Items listed in a dataset
____________________

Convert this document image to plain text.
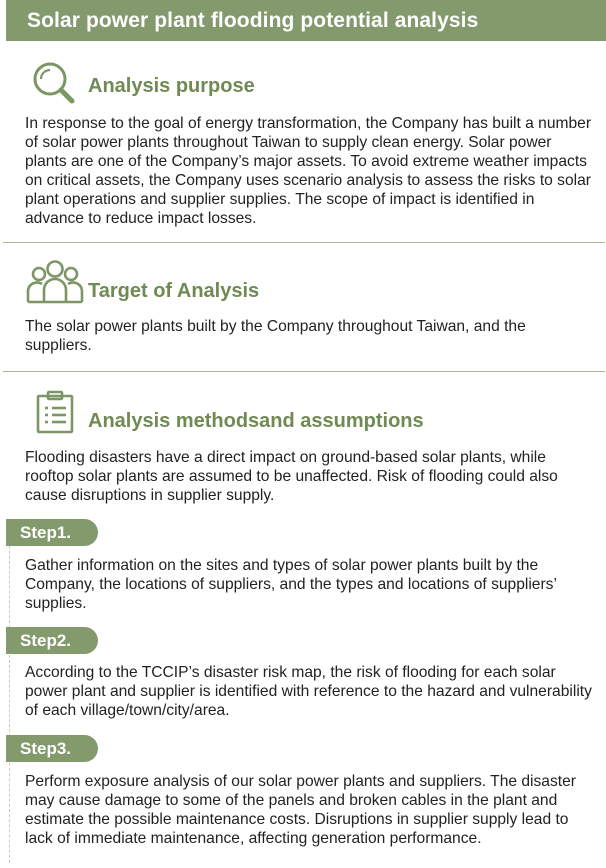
Solar power plant flooding potential analysis
Analysis purpose
In response to the goal of energy transformation, the Company has built a number of solar power plants throughout Taiwan to supply clean energy. Solar power plants are one of the Company’s major assets. To avoid extreme weather impacts on critical assets, the Company uses scenario analysis to assess the risks to solar plant operations and supplier supplies. The scope of impact is identified in advance to reduce impact losses.
Target of Analysis
The solar power plants built by the Company throughout Taiwan, and the suppliers.
Analysis methodsand assumptions
Flooding disasters have a direct impact on ground-based solar plants, while rooftop solar plants are assumed to be unaffected. Risk of flooding could also cause disruptions in supplier supply.
Step1.
Gather information on the sites and types of solar power plants built by the Company, the locations of suppliers, and the types and locations of suppliers’ supplies.
Step2.
According to the TCCIP’s disaster risk map, the risk of flooding for each solar power plant and supplier is identified with reference to the hazard and vulnerability of each village/town/city/area.
Step3.
Perform exposure analysis of our solar power plants and suppliers. The disaster may cause damage to some of the panels and broken cables in the plant and estimate the possible maintenance costs. Disruptions in supplier supply lead to lack of immediate maintenance, affecting generation performance.
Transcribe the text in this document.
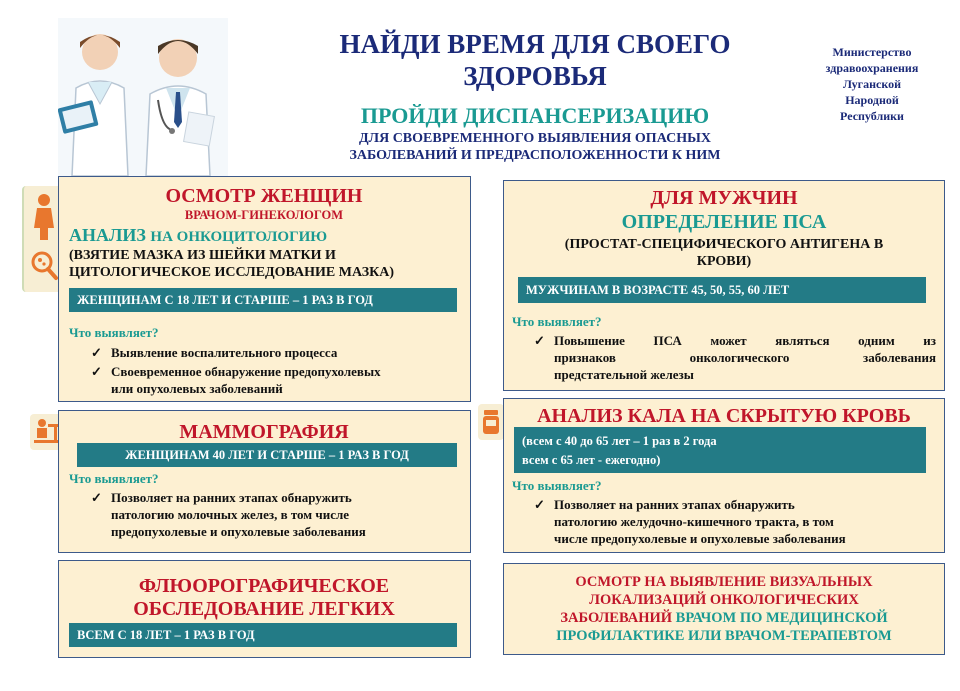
НАЙДИ ВРЕМЯ ДЛЯ СВОЕГО
ЗДОРОВЬЯ
ПРОЙДИ ДИСПАНСЕРИЗАЦИЮ
ДЛЯ СВОЕВРЕМЕННОГО ВЫЯВЛЕНИЯ ОПАСНЫХ
ЗАБОЛЕВАНИЙ И ПРЕДРАСПОЛОЖЕННОСТИ К НИМ
Министерство
здравоохранения
Луганской
Народной
Республики
ОСМОТР ЖЕНЩИН
ВРАЧОМ-ГИНЕКОЛОГОМ
АНАЛИЗ НА ОНКОЦИТОЛОГИЮ
(ВЗЯТИЕ МАЗКА ИЗ ШЕЙКИ МАТКИ И
ЦИТОЛОГИЧЕСКОЕ ИССЛЕДОВАНИЕ МАЗКА)
ЖЕНЩИНАМ С 18 ЛЕТ И СТАРШЕ – 1 РАЗ В ГОД
Что выявляет?
✓ Выявление воспалительного процесса
✓ Своевременное обнаружение предопухолевых
или опухолевых заболеваний
МАММОГРАФИЯ
ЖЕНЩИНАМ 40 ЛЕТ И СТАРШЕ – 1 РАЗ В ГОД
Что выявляет?
✓ Позволяет на ранних этапах обнаружить
патологию молочных желез, в том числе
предопухолевые и опухолевые заболевания
ФЛЮОРОГРАФИЧЕСКОЕ
ОБСЛЕДОВАНИЕ ЛЕГКИХ
ВСЕМ С 18 ЛЕТ – 1 РАЗ В ГОД
ДЛЯ МУЖЧИН
ОПРЕДЕЛЕНИЕ ПСА
(ПРОСТАТ-СПЕЦИФИЧЕСКОГО АНТИГЕНА В
КРОВИ)
МУЖЧИНАМ В ВОЗРАСТЕ 45, 50, 55, 60 ЛЕТ
Что выявляет?
✓ Повышение ПСА может являться одним из
признаков онкологического заболевания
предстательной железы
АНАЛИЗ КАЛА НА СКРЫТУЮ КРОВЬ
(всем с 40 до 65 лет – 1 раз в 2 года
всем с 65 лет - ежегодно)
Что выявляет?
✓ Позволяет на ранних этапах обнаружить
патологию желудочно-кишечного тракта, в том
числе предопухолевые и опухолевые заболевания
ОСМОТР НА ВЫЯВЛЕНИЕ ВИЗУАЛЬНЫХ
ЛОКАЛИЗАЦИЙ ОНКОЛОГИЧЕСКИХ
ЗАБОЛЕВАНИЙ ВРАЧОМ ПО МЕДИЦИНСКОЙ
ПРОФИЛАКТИКЕ ИЛИ ВРАЧОМ-ТЕРАПЕВТОМ
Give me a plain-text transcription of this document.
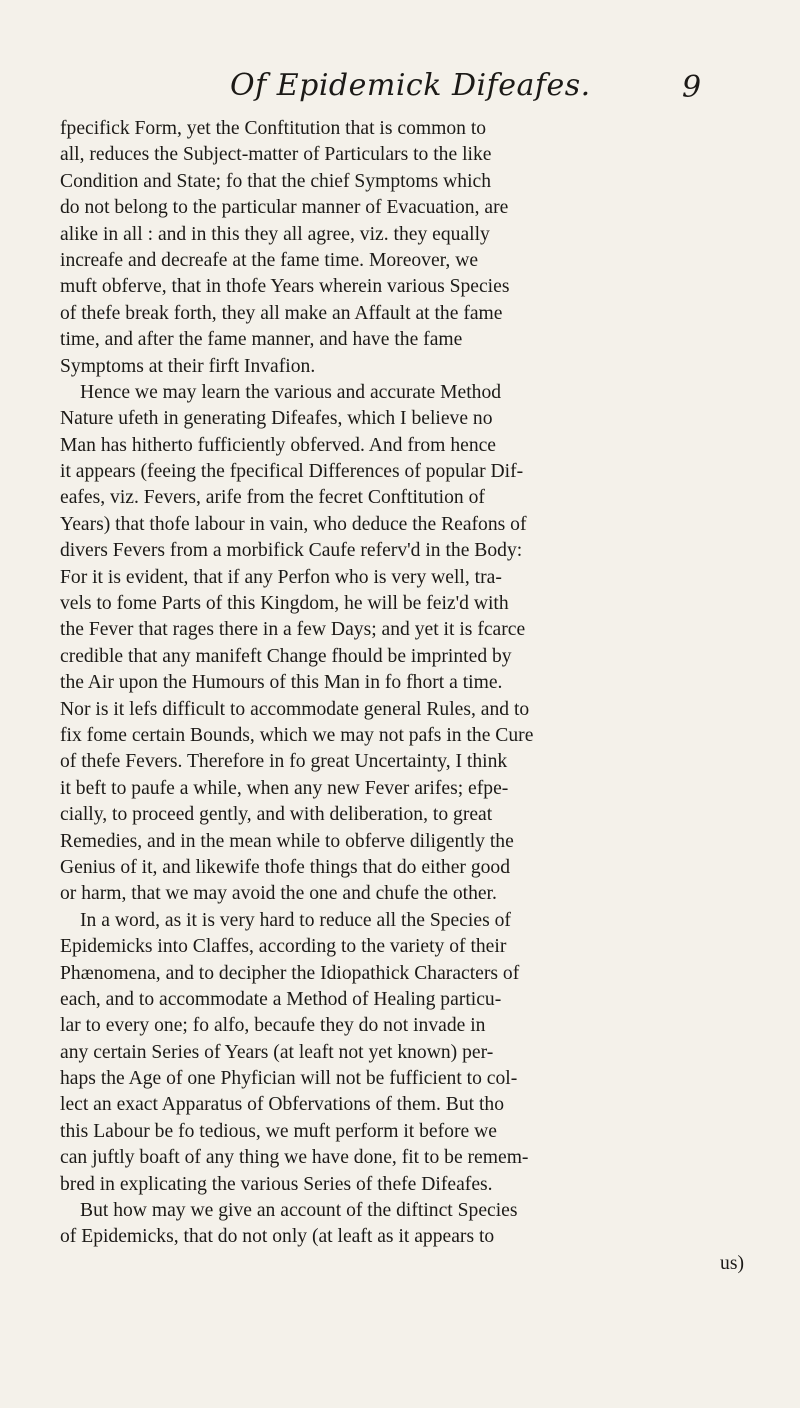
Of Epidemick Difeafes.	9
fpecifick Form, yet the Conftitution that is common to
all, reduces the Subject-matter of Particulars to the like
Condition and State; fo that the chief Symptoms which
do not belong to the particular manner of Evacuation, are
alike in all : and in this they all agree, viz. they equally
increafe and decreafe at the fame time. Moreover, we
muft obferve, that in thofe Years wherein various Species
of thefe break forth, they all make an Affault at the fame
time, and after the fame manner, and have the fame
Symptoms at their firft Invafion.
Hence we may learn the various and accurate Method
Nature ufeth in generating Difeafes, which I believe no
Man has hitherto fufficiently obferved. And from hence
it appears (feeing the fpecifical Differences of popular Dif-
eafes, viz. Fevers, arife from the fecret Conftitution of
Years) that thofe labour in vain, who deduce the Reafons of
divers Fevers from a morbifick Caufe referv'd in the Body:
For it is evident, that if any Perfon who is very well, tra-
vels to fome Parts of this Kingdom, he will be feiz'd with
the Fever that rages there in a few Days; and yet it is fcarce
credible that any manifeft Change fhould be imprinted by
the Air upon the Humours of this Man in fo fhort a time.
Nor is it lefs difficult to accommodate general Rules, and to
fix fome certain Bounds, which we may not pafs in the Cure
of thefe Fevers. Therefore in fo great Uncertainty, I think
it beft to paufe a while, when any new Fever arifes; efpe-
cially, to proceed gently, and with deliberation, to great
Remedies, and in the mean while to obferve diligently the
Genius of it, and likewife thofe things that do either good
or harm, that we may avoid the one and chufe the other.
In a word, as it is very hard to reduce all the Species of
Epidemicks into Claffes, according to the variety of their
Phænomena, and to decipher the Idiopathick Characters of
each, and to accommodate a Method of Healing particu-
lar to every one; fo alfo, becaufe they do not invade in
any certain Series of Years (at leaft not yet known) per-
haps the Age of one Phyfician will not be fufficient to col-
lect an exact Apparatus of Obfervations of them. But tho
this Labour be fo tedious, we muft perform it before we
can juftly boaft of any thing we have done, fit to be remem-
bred in explicating the various Series of thefe Difeafes.
But how may we give an account of the diftinct Species
of Epidemicks, that do not only (at leaft as it appears to
us)
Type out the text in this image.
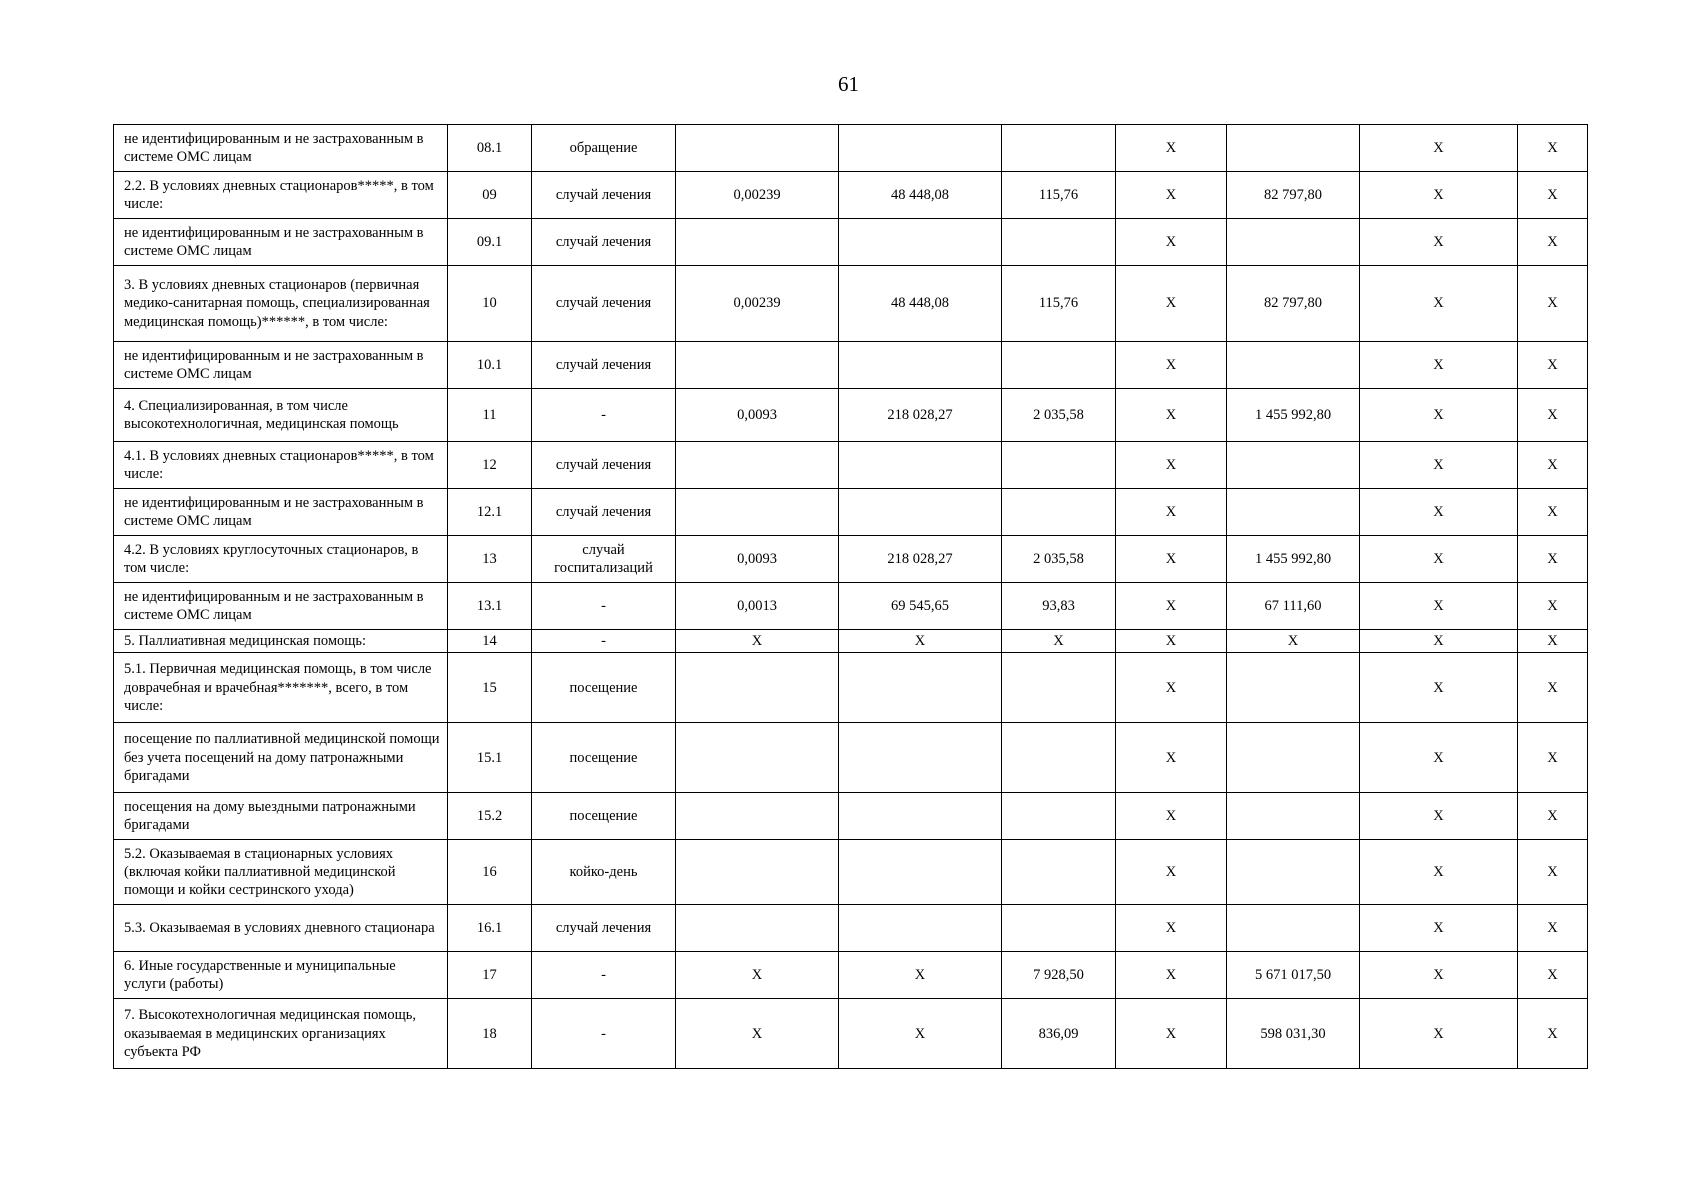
61
не идентифицированным и не застрахованным в системе ОМС лицам	08.1	обращение				X		X	X
2.2. В условиях дневных стационаров*****, в том числе:	09	случай лечения	0,00239	48 448,08	115,76	X	82 797,80	X	X
не идентифицированным и не застрахованным в системе ОМС лицам	09.1	случай лечения				X		X	X
3. В условиях дневных стационаров (первичная медико-санитарная помощь, специализированная медицинская помощь)******, в том числе:	10	случай лечения	0,00239	48 448,08	115,76	X	82 797,80	X	X
не идентифицированным и не застрахованным в системе ОМС лицам	10.1	случай лечения				X		X	X
4. Специализированная, в том числе высокотехнологичная, медицинская помощь	11	-	0,0093	218 028,27	2 035,58	X	1 455 992,80	X	X
4.1. В условиях дневных стационаров*****, в том числе:	12	случай лечения				X		X	X
не идентифицированным и не застрахованным в системе ОМС лицам	12.1	случай лечения				X		X	X
4.2. В условиях круглосуточных стационаров, в том числе:	13	случай госпитализаций	0,0093	218 028,27	2 035,58	X	1 455 992,80	X	X
не идентифицированным и не застрахованным в системе ОМС лицам	13.1	-	0,0013	69 545,65	93,83	X	67 111,60	X	X
5. Паллиативная медицинская помощь:	14	-	X	X	X	X	X	X	X
5.1. Первичная медицинская помощь, в том числе доврачебная и врачебная*******, всего, в том числе:	15	посещение				X		X	X
посещение по паллиативной медицинской помощи без учета посещений на дому патронажными бригадами	15.1	посещение				X		X	X
посещения на дому выездными патронажными бригадами	15.2	посещение				X		X	X
5.2. Оказываемая в стационарных условиях (включая койки паллиативной медицинской помощи и койки сестринского ухода)	16	койко-день				X		X	X
5.3. Оказываемая в условиях дневного стационара	16.1	случай лечения				X		X	X
6. Иные государственные и муниципальные услуги (работы)	17	-	X	X	7 928,50	X	5 671 017,50	X	X
7. Высокотехнологичная медицинская помощь, оказываемая в медицинских организациях субъекта РФ	18	-	X	X	836,09	X	598 031,30	X	X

____________________

Set exercise. Read the entries and select each line where the word "throughout" is found.

Correct response.
In response to the goal of energy transformation, the Company has built a number of solar power plants throughout Taiwan to supply clean energy. Solar power plants are one of the Company’s major assets. To avoid extreme weather impacts on critical assets, the Company uses scenario analysis to assess the risks to solar plant operations and supplier supplies. The scope of impact is identified in advance to reduce impact losses.
The solar power plants built by the Company throughout Taiwan, and the suppliers.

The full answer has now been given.